▶ **Data section**:
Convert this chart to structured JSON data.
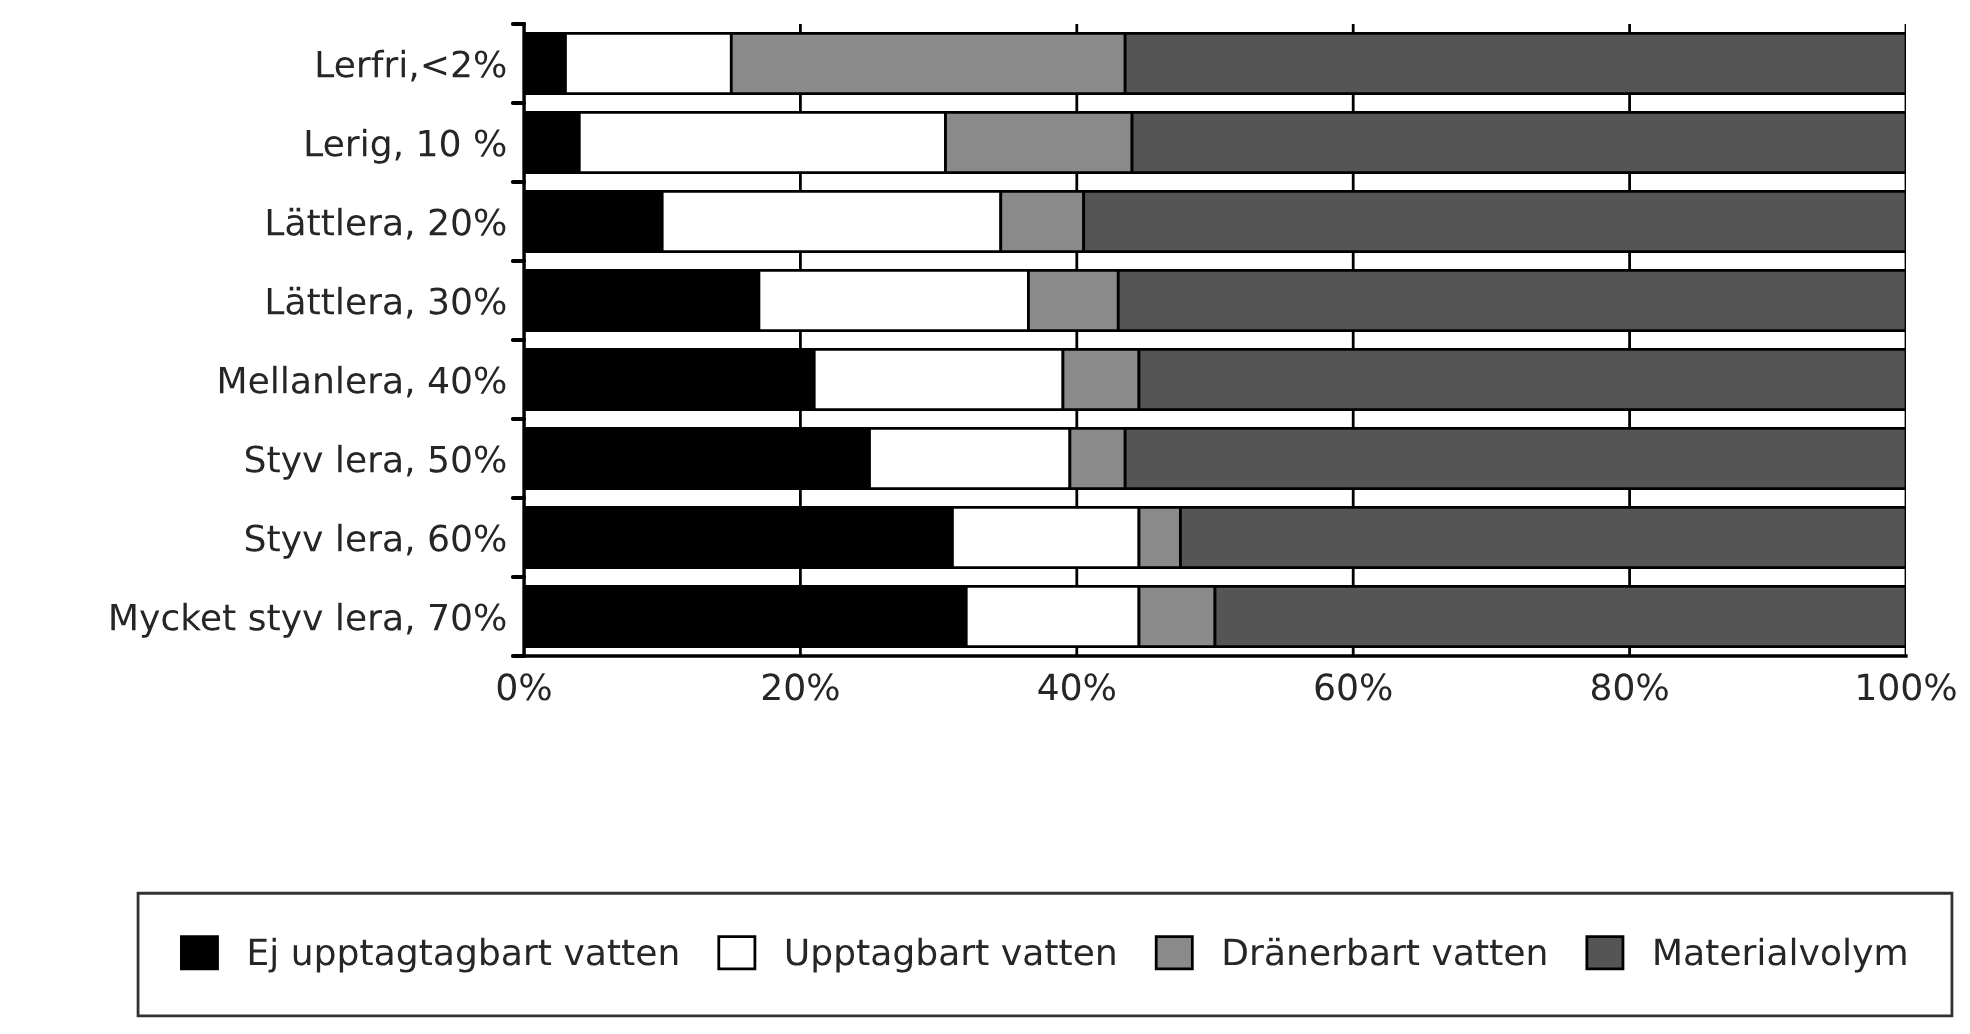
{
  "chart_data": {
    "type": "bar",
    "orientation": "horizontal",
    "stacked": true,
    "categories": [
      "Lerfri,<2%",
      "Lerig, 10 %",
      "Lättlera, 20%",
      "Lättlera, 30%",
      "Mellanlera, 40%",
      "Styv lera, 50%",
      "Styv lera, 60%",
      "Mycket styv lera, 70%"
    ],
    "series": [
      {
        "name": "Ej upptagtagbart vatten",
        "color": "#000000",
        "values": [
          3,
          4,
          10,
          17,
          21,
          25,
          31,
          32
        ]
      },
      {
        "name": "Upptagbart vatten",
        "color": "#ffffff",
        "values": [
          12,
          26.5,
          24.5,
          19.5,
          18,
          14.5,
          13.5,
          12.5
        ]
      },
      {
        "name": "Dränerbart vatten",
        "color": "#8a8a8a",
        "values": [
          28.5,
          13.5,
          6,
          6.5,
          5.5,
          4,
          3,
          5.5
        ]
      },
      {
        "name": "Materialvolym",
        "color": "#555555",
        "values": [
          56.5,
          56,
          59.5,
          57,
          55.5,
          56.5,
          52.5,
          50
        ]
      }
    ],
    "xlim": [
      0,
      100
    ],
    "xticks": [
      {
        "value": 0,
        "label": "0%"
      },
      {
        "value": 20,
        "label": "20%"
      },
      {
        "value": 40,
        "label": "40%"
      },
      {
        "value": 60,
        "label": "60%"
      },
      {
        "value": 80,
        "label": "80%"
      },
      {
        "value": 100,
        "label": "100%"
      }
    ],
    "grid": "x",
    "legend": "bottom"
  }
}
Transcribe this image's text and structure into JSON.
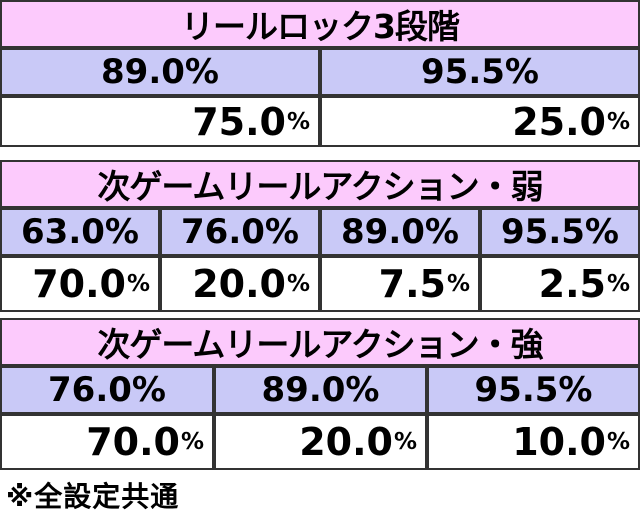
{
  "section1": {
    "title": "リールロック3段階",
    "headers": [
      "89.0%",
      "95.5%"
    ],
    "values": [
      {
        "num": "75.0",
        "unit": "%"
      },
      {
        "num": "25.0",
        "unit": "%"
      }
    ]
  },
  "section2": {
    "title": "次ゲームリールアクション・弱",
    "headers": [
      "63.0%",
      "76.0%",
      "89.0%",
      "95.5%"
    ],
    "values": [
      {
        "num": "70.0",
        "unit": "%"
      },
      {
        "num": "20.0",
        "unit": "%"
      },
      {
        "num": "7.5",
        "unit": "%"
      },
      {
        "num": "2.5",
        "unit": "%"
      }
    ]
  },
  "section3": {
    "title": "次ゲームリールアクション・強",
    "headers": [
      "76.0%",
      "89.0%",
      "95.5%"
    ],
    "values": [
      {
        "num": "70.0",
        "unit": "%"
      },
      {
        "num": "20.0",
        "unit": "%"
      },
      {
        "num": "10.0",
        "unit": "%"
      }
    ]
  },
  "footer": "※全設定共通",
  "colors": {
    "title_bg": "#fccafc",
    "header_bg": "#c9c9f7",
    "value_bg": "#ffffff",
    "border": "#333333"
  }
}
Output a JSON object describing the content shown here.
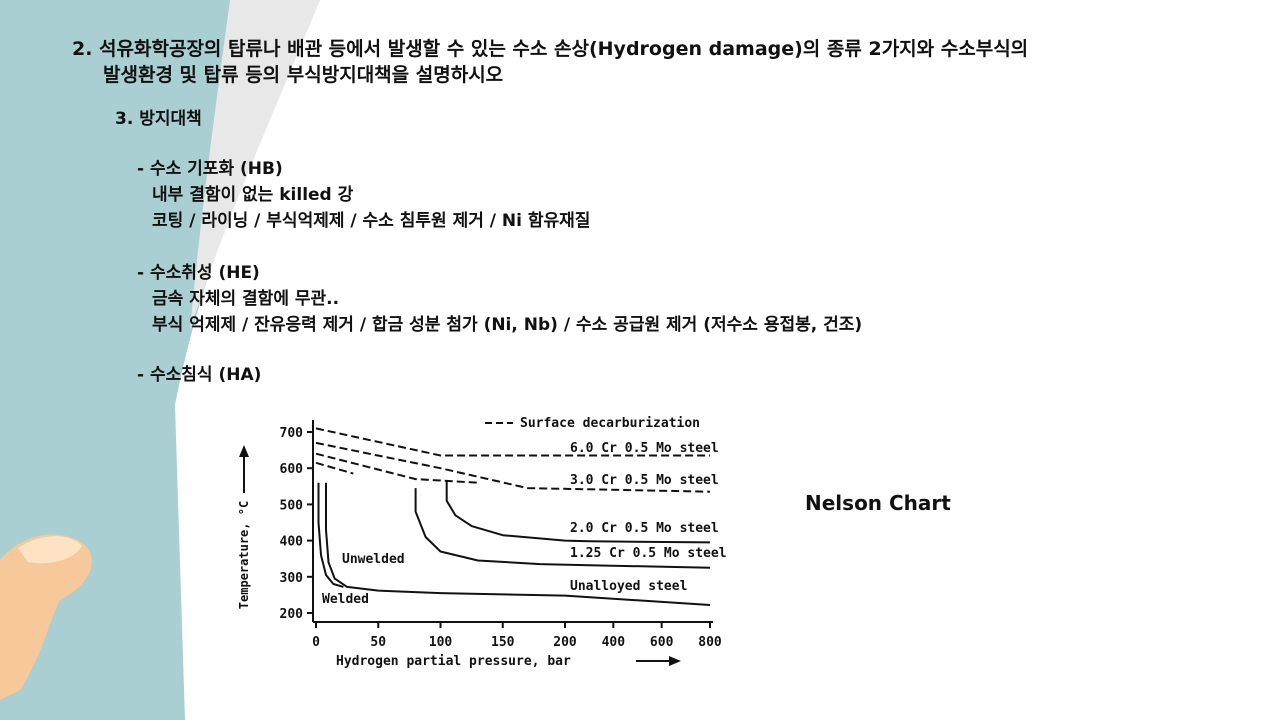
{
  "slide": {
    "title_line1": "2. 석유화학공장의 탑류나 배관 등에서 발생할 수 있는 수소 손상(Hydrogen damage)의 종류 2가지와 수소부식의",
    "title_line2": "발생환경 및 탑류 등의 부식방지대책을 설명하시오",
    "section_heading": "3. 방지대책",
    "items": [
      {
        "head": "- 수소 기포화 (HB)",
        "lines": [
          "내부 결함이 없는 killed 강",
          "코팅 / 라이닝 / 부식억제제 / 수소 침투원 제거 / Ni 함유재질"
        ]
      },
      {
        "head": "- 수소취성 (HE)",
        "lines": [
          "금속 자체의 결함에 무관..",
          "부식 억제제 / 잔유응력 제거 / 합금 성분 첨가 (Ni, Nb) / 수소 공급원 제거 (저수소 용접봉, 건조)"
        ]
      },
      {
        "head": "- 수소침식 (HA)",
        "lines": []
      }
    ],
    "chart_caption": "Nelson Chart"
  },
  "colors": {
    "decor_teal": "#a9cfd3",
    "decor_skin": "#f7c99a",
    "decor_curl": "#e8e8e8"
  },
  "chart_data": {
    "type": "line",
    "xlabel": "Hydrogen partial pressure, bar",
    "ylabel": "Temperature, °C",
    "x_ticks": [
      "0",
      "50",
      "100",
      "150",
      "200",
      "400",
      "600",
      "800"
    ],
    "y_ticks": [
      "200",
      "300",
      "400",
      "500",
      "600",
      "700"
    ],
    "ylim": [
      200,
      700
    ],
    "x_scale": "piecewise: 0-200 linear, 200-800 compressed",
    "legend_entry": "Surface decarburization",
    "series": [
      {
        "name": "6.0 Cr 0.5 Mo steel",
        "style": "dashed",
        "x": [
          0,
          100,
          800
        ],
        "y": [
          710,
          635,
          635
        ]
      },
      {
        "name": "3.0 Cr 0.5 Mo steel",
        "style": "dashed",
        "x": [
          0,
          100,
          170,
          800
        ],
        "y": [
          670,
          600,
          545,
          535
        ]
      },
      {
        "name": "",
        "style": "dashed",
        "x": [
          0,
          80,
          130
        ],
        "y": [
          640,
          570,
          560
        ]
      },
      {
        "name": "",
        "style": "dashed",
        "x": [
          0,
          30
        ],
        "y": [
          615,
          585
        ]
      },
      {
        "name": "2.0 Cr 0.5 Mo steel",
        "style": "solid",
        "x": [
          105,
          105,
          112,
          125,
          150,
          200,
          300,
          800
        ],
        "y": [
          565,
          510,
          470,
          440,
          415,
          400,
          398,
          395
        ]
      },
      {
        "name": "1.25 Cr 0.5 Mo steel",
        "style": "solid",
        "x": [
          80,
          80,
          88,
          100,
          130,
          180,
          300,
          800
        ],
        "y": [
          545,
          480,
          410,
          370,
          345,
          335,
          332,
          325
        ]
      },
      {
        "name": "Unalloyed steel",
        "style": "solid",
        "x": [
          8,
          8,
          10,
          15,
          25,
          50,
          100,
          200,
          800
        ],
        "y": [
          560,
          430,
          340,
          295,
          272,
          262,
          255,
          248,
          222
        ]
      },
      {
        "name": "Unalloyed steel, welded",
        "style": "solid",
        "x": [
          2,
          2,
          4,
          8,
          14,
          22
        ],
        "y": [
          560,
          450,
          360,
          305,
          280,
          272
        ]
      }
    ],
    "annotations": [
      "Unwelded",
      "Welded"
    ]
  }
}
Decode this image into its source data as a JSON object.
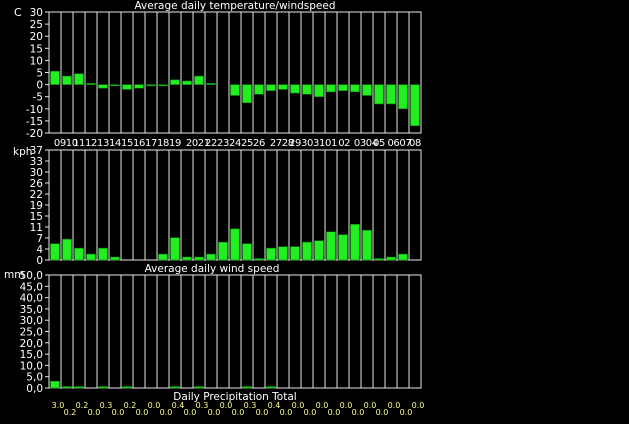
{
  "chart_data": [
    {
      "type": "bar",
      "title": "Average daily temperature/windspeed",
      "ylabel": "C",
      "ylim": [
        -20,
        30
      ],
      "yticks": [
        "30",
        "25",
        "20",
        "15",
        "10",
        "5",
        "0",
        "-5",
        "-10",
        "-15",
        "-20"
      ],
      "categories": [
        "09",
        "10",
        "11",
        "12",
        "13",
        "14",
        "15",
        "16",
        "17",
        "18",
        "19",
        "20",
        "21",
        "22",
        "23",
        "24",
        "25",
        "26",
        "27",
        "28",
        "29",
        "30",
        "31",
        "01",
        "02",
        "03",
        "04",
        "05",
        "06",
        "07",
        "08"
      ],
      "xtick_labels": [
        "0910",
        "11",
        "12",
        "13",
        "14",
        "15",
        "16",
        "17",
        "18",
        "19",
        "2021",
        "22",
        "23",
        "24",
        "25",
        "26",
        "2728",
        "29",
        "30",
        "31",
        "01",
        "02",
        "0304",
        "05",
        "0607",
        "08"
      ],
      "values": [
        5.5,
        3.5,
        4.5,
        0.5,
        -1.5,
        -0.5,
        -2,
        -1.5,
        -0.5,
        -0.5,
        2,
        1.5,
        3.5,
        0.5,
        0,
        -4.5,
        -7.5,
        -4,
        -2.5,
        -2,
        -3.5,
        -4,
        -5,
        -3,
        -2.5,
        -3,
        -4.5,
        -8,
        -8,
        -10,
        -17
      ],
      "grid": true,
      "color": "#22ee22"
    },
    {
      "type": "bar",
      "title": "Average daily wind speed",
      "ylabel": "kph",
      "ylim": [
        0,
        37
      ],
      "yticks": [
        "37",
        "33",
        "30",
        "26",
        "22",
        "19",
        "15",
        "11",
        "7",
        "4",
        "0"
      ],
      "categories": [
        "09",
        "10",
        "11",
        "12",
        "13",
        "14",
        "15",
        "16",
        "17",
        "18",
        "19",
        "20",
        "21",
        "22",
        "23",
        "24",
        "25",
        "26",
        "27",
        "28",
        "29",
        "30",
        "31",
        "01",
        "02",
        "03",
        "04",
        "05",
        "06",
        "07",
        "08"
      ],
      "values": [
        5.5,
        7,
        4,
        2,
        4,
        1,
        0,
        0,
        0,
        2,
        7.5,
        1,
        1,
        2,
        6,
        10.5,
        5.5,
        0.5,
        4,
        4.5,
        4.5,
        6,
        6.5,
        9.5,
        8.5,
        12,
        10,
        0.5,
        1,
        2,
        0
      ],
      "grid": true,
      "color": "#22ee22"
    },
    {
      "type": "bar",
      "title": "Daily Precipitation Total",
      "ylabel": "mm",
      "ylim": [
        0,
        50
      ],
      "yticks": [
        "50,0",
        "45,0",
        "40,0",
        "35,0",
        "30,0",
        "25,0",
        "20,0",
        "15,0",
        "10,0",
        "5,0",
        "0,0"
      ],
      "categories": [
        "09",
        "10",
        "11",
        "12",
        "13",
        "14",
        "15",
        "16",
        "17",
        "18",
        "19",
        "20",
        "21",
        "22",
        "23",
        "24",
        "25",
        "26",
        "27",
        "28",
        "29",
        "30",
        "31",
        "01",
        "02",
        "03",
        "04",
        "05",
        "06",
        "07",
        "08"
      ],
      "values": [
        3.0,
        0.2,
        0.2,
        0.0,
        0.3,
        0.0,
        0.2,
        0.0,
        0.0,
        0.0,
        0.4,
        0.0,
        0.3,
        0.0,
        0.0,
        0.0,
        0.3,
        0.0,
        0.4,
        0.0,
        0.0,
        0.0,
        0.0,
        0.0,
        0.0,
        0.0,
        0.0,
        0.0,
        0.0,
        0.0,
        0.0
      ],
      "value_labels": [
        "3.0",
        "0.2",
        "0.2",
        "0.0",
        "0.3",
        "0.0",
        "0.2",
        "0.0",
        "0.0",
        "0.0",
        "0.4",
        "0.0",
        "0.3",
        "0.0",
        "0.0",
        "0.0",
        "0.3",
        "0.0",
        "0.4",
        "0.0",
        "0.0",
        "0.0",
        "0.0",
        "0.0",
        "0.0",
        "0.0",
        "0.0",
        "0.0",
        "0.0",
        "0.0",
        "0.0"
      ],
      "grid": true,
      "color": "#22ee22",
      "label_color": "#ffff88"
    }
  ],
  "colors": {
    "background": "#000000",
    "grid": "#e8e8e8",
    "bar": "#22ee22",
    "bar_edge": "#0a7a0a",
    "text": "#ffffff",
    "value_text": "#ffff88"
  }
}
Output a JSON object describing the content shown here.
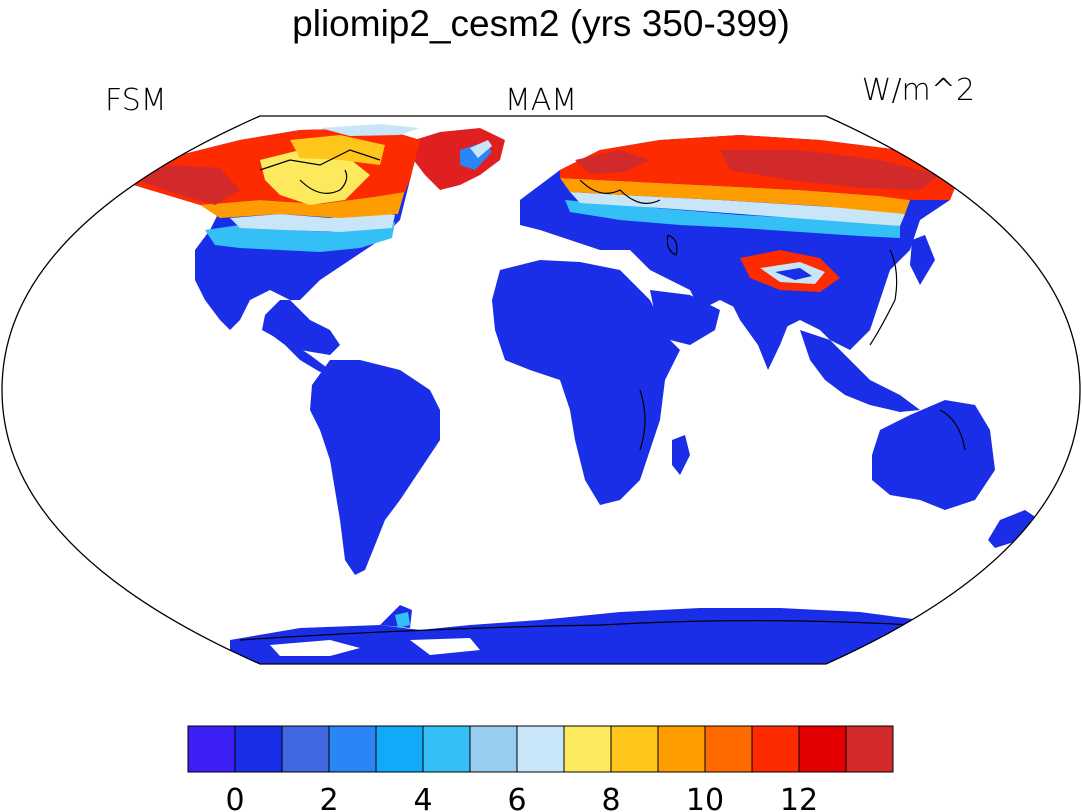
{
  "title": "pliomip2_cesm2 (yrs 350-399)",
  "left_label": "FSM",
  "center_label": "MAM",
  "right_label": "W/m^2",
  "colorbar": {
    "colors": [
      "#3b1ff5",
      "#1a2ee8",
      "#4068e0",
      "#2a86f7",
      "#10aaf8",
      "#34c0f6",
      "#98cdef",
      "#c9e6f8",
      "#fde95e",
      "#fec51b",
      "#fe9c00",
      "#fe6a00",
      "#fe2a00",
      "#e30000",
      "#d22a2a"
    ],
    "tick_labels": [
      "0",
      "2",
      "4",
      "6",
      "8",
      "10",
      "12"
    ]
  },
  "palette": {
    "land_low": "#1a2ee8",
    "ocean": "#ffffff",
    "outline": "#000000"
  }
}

▶ **What is being asked**:
Gather, from the listing above, every line carrying the word "Average".

▶ **Task output**:
      "title": "Average daily temperature/windspeed",
      "title": "Average daily wind speed",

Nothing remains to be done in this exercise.